Print the entries verbatim, leaving out the images they contain.

Stored records
━━━━━━━━━━━━━━━━━━━━
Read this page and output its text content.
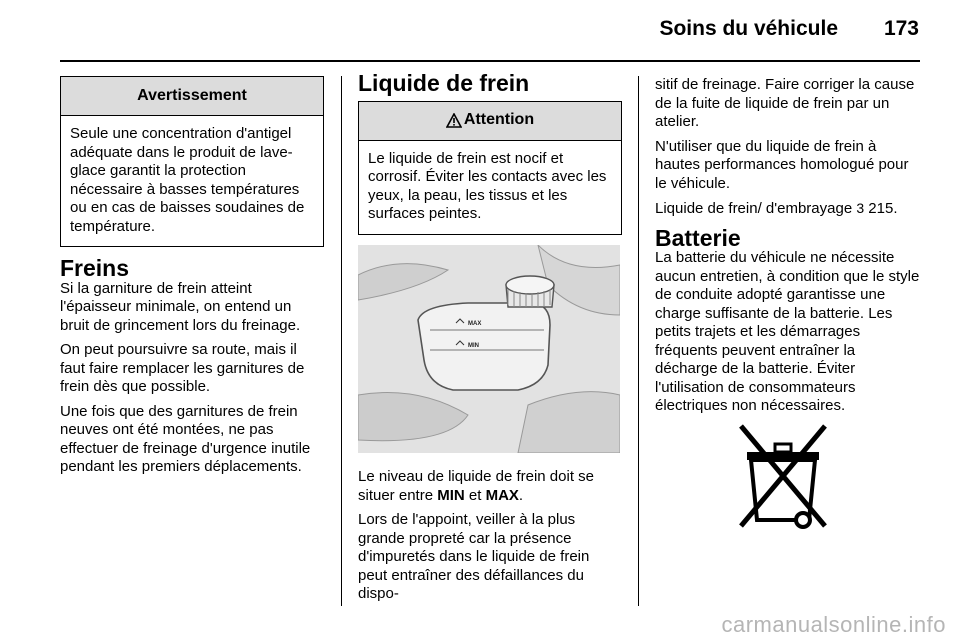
Soins du véhicule 173
Avertissement
Seule une concentration d'antigel adéquate dans le produit de lave-glace garantit la protection nécessaire à basses températures ou en cas de baisses soudaines de température.
Freins

Si la garniture de frein atteint l'épaisseur minimale, on entend un bruit de grincement lors du freinage.

On peut poursuivre sa route, mais il faut faire remplacer les garnitures de frein dès que possible.

Une fois que des garnitures de frein neuves ont été montées, ne pas effectuer de freinage d'urgence inutile pendant les premiers déplacements.

Liquide de frein
Attention
Le liquide de frein est nocif et corrosif. Éviter les contacts avec les yeux, la peau, les tissus et les surfaces peintes.
MAX
MIN

Le niveau de liquide de frein doit se situer entre MIN et MAX.

Lors de l'appoint, veiller à la plus grande propreté car la présence d'impuretés dans le liquide de frein peut entraîner des défaillances du dispo-

sitif de freinage. Faire corriger la cause de la fuite de liquide de frein par un atelier.

N'utiliser que du liquide de frein à hautes performances homologué pour le véhicule.

Liquide de frein/ d'embrayage 3 215.

Batterie

La batterie du véhicule ne nécessite aucun entretien, à condition que le style de conduite adopté garantisse une charge suffisante de la batterie. Les petits trajets et les démarrages fréquents peuvent entraîner la décharge de la batterie. Éviter l'utilisation de consommateurs électriques non nécessaires.

carmanualsonline.info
━━━━━━━━━━━━━━━━━━━━
• WORKED ANSWER:
Read this page and output its text content.
Soins du véhicule 173
Avertissement
Seule une concentration d'antigel adéquate dans le produit de lave-glace garantit la protection nécessaire à basses températures ou en cas de baisses soudaines de température.
Freins

Si la garniture de frein atteint l'épaisseur minimale, on entend un bruit de grincement lors du freinage.

On peut poursuivre sa route, mais il faut faire remplacer les garnitures de frein dès que possible.

Une fois que des garnitures de frein neuves ont été montées, ne pas effectuer de freinage d'urgence inutile pendant les premiers déplacements.

Liquide de frein
Attention
Le liquide de frein est nocif et corrosif. Éviter les contacts avec les yeux, la peau, les tissus et les surfaces peintes.
MAX
MIN

Le niveau de liquide de frein doit se situer entre MIN et MAX.

Lors de l'appoint, veiller à la plus grande propreté car la présence d'impuretés dans le liquide de frein peut entraîner des défaillances du dispo-

sitif de freinage. Faire corriger la cause de la fuite de liquide de frein par un atelier.

N'utiliser que du liquide de frein à hautes performances homologué pour le véhicule.

Liquide de frein/ d'embrayage 3 215.

Batterie

La batterie du véhicule ne nécessite aucun entretien, à condition que le style de conduite adopté garantisse une charge suffisante de la batterie. Les petits trajets et les démarrages fréquents peuvent entraîner la décharge de la batterie. Éviter l'utilisation de consommateurs électriques non nécessaires.

carmanualsonline.info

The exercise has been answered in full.